- **The exercise**: Pick out the lines below that contain the string "Lodging" and copy them all.

Dataset records:
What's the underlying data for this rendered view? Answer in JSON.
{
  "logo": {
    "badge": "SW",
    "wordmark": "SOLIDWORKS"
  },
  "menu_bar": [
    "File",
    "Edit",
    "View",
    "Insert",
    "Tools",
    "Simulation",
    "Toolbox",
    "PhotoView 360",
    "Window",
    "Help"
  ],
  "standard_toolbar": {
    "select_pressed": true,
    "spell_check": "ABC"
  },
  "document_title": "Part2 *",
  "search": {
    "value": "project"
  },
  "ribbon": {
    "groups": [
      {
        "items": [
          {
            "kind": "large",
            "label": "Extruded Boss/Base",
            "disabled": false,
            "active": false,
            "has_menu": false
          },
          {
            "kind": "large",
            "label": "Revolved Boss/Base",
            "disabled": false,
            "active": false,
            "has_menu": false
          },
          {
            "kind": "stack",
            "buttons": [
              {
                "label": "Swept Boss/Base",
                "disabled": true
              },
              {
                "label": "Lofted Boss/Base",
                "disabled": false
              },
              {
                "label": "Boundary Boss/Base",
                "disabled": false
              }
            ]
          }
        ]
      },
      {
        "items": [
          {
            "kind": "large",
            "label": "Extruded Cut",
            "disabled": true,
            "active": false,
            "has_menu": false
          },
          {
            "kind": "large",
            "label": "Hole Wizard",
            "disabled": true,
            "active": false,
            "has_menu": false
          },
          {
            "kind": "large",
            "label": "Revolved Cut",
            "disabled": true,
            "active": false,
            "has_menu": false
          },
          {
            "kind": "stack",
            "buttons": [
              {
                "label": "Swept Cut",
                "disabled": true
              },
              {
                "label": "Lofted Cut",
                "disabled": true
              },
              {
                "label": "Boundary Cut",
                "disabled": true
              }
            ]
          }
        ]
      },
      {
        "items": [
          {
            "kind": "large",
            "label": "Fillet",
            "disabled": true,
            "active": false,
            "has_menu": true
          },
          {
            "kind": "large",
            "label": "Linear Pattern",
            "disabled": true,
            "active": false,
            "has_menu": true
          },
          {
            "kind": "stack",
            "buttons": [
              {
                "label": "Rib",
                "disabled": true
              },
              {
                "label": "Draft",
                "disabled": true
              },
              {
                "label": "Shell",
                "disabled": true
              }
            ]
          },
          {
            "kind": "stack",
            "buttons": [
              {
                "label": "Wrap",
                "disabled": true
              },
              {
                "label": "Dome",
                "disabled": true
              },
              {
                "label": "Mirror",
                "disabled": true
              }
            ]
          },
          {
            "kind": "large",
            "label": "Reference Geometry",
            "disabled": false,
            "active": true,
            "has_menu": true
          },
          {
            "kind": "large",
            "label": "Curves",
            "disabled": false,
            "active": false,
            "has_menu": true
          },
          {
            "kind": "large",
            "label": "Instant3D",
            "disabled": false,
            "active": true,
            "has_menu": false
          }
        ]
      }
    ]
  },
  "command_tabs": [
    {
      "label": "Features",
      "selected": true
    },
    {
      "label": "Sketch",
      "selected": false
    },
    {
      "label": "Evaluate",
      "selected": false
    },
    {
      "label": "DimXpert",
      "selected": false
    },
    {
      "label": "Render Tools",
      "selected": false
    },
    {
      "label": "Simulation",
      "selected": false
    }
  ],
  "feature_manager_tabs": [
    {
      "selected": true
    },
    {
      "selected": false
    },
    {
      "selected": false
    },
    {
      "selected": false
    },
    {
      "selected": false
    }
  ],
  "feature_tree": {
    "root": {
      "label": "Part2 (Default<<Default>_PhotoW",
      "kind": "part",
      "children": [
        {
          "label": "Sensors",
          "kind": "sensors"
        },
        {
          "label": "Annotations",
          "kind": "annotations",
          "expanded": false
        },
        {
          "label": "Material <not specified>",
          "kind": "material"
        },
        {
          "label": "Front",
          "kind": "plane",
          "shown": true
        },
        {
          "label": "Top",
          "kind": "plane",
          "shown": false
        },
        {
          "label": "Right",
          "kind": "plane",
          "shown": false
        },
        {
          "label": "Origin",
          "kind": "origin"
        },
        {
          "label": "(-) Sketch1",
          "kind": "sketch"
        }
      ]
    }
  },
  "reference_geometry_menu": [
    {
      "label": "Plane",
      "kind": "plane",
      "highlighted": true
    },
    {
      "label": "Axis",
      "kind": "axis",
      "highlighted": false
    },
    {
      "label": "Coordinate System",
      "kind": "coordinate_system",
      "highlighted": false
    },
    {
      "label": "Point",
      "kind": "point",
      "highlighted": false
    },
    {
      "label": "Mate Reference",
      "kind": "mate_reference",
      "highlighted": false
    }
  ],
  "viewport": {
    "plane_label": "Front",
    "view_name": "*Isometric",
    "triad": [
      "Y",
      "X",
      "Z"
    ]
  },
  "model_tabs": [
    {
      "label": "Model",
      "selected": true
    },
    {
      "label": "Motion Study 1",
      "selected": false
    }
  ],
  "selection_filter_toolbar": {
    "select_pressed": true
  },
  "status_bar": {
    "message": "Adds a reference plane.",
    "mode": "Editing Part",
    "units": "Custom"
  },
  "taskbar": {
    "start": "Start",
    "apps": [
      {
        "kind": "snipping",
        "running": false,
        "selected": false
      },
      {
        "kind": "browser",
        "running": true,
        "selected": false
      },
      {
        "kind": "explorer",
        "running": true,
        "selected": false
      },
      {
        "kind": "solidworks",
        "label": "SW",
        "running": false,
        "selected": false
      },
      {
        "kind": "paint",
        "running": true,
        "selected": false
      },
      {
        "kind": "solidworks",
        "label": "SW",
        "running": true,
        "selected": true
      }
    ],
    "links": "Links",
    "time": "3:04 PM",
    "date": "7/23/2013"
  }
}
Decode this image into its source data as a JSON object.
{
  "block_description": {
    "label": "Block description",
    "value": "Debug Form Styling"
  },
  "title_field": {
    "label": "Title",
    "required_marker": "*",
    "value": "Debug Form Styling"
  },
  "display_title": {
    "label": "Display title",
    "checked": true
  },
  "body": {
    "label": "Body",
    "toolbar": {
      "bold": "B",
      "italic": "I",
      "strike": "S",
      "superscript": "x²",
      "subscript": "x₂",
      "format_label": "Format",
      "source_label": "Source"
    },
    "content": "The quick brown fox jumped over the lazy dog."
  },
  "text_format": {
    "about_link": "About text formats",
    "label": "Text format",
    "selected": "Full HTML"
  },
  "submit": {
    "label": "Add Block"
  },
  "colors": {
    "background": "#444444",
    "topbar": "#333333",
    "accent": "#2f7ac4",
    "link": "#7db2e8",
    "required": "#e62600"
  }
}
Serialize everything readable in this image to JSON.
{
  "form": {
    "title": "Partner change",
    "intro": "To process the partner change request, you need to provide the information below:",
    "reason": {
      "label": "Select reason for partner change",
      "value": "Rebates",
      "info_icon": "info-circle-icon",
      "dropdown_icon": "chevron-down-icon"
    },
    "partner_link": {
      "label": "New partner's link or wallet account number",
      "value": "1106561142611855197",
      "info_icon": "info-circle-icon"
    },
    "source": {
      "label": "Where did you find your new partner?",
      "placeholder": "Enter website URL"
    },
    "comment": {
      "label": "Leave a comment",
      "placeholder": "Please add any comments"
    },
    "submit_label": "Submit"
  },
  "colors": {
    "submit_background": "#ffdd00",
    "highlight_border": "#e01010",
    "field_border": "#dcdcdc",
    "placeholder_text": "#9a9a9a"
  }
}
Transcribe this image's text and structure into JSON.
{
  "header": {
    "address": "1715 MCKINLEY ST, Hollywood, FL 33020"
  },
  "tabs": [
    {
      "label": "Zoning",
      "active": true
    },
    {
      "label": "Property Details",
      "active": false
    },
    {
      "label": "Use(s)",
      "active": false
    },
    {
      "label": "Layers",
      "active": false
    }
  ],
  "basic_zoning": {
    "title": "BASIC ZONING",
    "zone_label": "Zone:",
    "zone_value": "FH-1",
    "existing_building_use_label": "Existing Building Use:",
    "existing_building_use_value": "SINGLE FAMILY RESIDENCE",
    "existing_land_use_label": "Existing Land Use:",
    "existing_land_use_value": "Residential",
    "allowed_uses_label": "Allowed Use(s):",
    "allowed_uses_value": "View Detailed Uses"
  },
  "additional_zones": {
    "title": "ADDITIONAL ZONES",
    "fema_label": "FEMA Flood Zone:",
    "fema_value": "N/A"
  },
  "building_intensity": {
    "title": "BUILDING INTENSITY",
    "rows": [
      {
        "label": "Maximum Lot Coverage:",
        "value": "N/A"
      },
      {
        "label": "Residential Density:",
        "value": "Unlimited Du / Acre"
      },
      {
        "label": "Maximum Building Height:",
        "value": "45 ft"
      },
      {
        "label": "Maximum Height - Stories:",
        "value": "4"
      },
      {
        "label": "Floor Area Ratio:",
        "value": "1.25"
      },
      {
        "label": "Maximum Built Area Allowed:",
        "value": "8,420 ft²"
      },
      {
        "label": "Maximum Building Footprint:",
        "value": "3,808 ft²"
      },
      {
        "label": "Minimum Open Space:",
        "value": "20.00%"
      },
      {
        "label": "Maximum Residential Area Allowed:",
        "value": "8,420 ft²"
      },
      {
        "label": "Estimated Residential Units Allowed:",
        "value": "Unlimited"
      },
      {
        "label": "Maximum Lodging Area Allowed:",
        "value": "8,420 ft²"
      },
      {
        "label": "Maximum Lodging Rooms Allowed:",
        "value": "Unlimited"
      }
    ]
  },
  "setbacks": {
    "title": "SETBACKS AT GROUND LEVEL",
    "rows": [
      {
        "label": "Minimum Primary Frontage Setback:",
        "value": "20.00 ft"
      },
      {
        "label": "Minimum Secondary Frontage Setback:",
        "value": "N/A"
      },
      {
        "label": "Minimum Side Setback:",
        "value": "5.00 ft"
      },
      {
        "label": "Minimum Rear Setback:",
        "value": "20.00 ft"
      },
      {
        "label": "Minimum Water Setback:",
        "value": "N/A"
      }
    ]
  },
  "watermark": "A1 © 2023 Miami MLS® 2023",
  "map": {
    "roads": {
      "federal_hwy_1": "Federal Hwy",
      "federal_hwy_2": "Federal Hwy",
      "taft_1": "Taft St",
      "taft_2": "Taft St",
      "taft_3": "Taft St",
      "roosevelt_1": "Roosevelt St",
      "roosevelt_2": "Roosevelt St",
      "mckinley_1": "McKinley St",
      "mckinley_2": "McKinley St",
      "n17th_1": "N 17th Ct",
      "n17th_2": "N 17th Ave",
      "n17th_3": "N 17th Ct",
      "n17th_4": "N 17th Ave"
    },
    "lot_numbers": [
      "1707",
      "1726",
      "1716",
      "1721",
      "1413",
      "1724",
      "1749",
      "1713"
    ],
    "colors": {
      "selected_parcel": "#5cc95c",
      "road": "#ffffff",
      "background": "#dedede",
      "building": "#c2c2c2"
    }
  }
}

- **Result of the task**:
        "label": "Maximum Lodging Area Allowed:",
        "label": "Maximum Lodging Rooms Allowed:",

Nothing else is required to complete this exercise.